**Task requirements**
Images excluded, repeat each entry below exactly.

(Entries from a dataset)
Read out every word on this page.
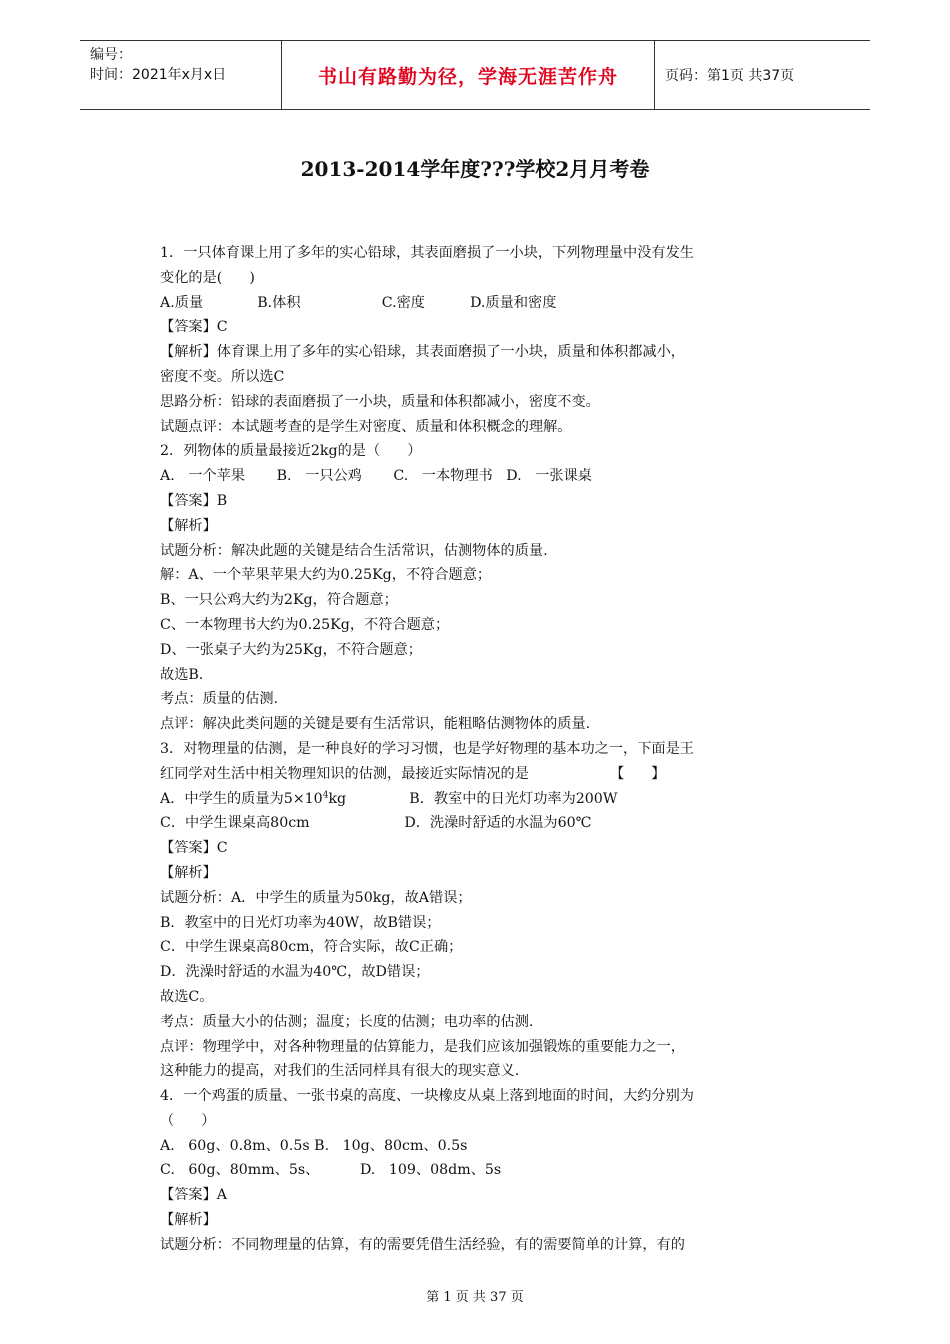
编号：
时间：2021年x月x日	书山有路勤为径，学海无涯苦作舟	页码：第1页 共37页
2013-2014学年度???学校2月月考卷
1．一只体育课上用了多年的实心铅球，其表面磨损了一小块，下列物理量中没有发生
变化的是(      )
A.质量            B.体积                  C.密度          D.质量和密度
【答案】C
【解析】体育课上用了多年的实心铅球，其表面磨损了一小块，质量和体积都减小，
密度不变。所以选C
思路分析：铅球的表面磨损了一小块，质量和体积都减小，密度不变。
试题点评：本试题考查的是学生对密度、质量和体积概念的理解。
2．列物体的质量最接近2kg的是（      ）
A.   一个苹果       B.   一只公鸡       C.   一本物理书   D.   一张课桌
【答案】B
【解析】
试题分析：解决此题的关键是结合生活常识，估测物体的质量.
解：A、一个苹果苹果大约为0.25Kg，不符合题意；
B、一只公鸡大约为2Kg，符合题意；
C、一本物理书大约为0.25Kg，不符合题意；
D、一张桌子大约为25Kg，不符合题意；
故选B.
考点：质量的估测.
点评：解决此类问题的关键是要有生活常识，能粗略估测物体的质量.
3．对物理量的估测，是一种良好的学习习惯，也是学好物理的基本功之一，下面是王
红同学对生活中相关物理知识的估测，最接近实际情况的是                  【      】
A．中学生的质量为$5\times 10^4kg$              B．教室中的日光灯功率为200W
C．中学生课桌高80cm                     D．洗澡时舒适的水温为60℃
【答案】C
【解析】
试题分析：A．中学生的质量为50kg，故A错误；
B．教室中的日光灯功率为40W，故B错误；
C．中学生课桌高80cm，符合实际，故C正确；
D．洗澡时舒适的水温为40℃，故D错误；
故选C。
考点：质量大小的估测；温度；长度的估测；电功率的估测.
点评：物理学中，对各种物理量的估算能力，是我们应该加强锻炼的重要能力之一，
这种能力的提高，对我们的生活同样具有很大的现实意义.
4．一个鸡蛋的质量、一张书桌的高度、一块橡皮从桌上落到地面的时间，大约分别为
（      ）
A.   60g、0.8m、0.5s B.   10g、80cm、0.5s
C.   60g、80mm、5s、         D.   109、08dm、5s
【答案】A
【解析】
试题分析：不同物理量的估算，有的需要凭借生活经验，有的需要简单的计算，有的
第 1 页 共 37 页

**Answer below**
Read out every word on this page.
编号：
时间：2021年x月x日	书山有路勤为径，学海无涯苦作舟	页码：第1页 共37页
2013-2014学年度???学校2月月考卷
1．一只体育课上用了多年的实心铅球，其表面磨损了一小块，下列物理量中没有发生
变化的是(      )
A.质量            B.体积                  C.密度          D.质量和密度
【答案】C
【解析】体育课上用了多年的实心铅球，其表面磨损了一小块，质量和体积都减小，
密度不变。所以选C
思路分析：铅球的表面磨损了一小块，质量和体积都减小，密度不变。
试题点评：本试题考查的是学生对密度、质量和体积概念的理解。
2．列物体的质量最接近2kg的是（      ）
A.   一个苹果       B.   一只公鸡       C.   一本物理书   D.   一张课桌
【答案】B
【解析】
试题分析：解决此题的关键是结合生活常识，估测物体的质量.
解：A、一个苹果苹果大约为0.25Kg，不符合题意；
B、一只公鸡大约为2Kg，符合题意；
C、一本物理书大约为0.25Kg，不符合题意；
D、一张桌子大约为25Kg，不符合题意；
故选B.
考点：质量的估测.
点评：解决此类问题的关键是要有生活常识，能粗略估测物体的质量.
3．对物理量的估测，是一种良好的学习习惯，也是学好物理的基本功之一，下面是王
红同学对生活中相关物理知识的估测，最接近实际情况的是                  【      】
A．中学生的质量为$5\times 10^4kg$              B．教室中的日光灯功率为200W
C．中学生课桌高80cm                     D．洗澡时舒适的水温为60℃
【答案】C
【解析】
试题分析：A．中学生的质量为50kg，故A错误；
B．教室中的日光灯功率为40W，故B错误；
C．中学生课桌高80cm，符合实际，故C正确；
D．洗澡时舒适的水温为40℃，故D错误；
故选C。
考点：质量大小的估测；温度；长度的估测；电功率的估测.
点评：物理学中，对各种物理量的估算能力，是我们应该加强锻炼的重要能力之一，
这种能力的提高，对我们的生活同样具有很大的现实意义.
4．一个鸡蛋的质量、一张书桌的高度、一块橡皮从桌上落到地面的时间，大约分别为
（      ）
A.   60g、0.8m、0.5s B.   10g、80cm、0.5s
C.   60g、80mm、5s、         D.   109、08dm、5s
【答案】A
【解析】
试题分析：不同物理量的估算，有的需要凭借生活经验，有的需要简单的计算，有的
第 1 页 共 37 页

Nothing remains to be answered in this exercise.